→ TO BE DONE
Restate the data exactly as given and keep the pictures out.

= = = =

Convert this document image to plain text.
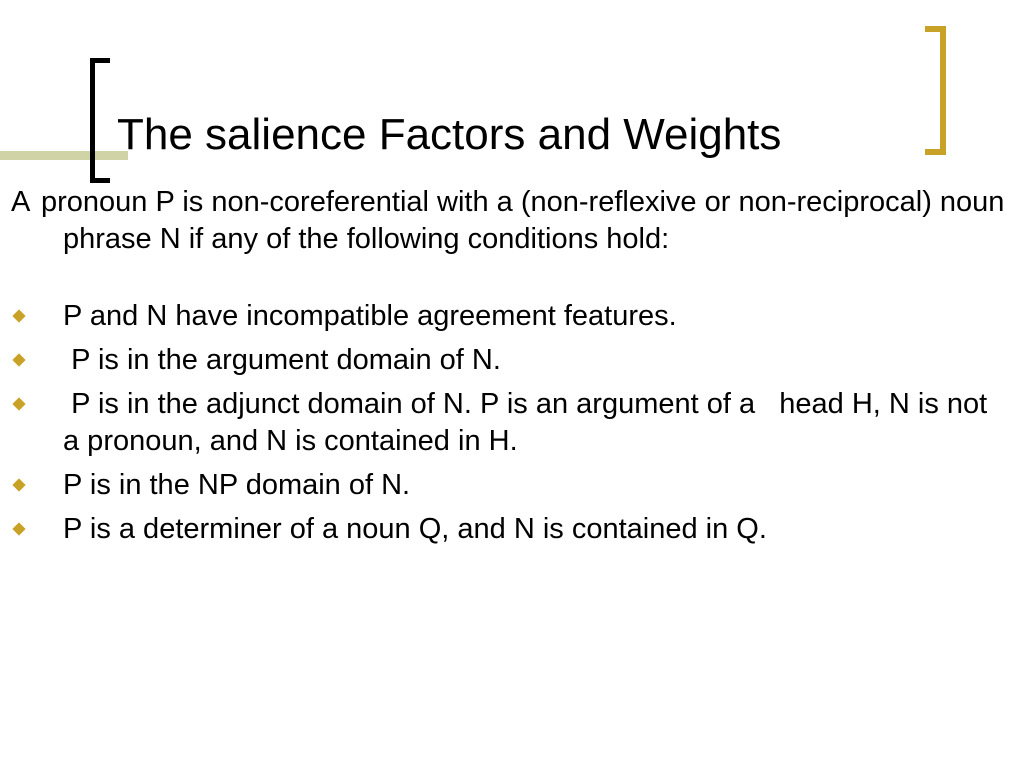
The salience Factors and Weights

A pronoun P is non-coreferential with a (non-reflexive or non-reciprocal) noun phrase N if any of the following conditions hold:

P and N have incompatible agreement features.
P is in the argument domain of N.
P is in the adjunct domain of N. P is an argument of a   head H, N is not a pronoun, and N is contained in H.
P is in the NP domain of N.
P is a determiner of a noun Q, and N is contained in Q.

= = = =

→ WRITTEN SOLUTION
Convert this document image to plain text.
The salience Factors and Weights

A pronoun P is non-coreferential with a (non-reflexive or non-reciprocal) noun phrase N if any of the following conditions hold:

P and N have incompatible agreement features.
P is in the argument domain of N.
P is in the adjunct domain of N. P is an argument of a   head H, N is not a pronoun, and N is contained in H.
P is in the NP domain of N.
P is a determiner of a noun Q, and N is contained in Q.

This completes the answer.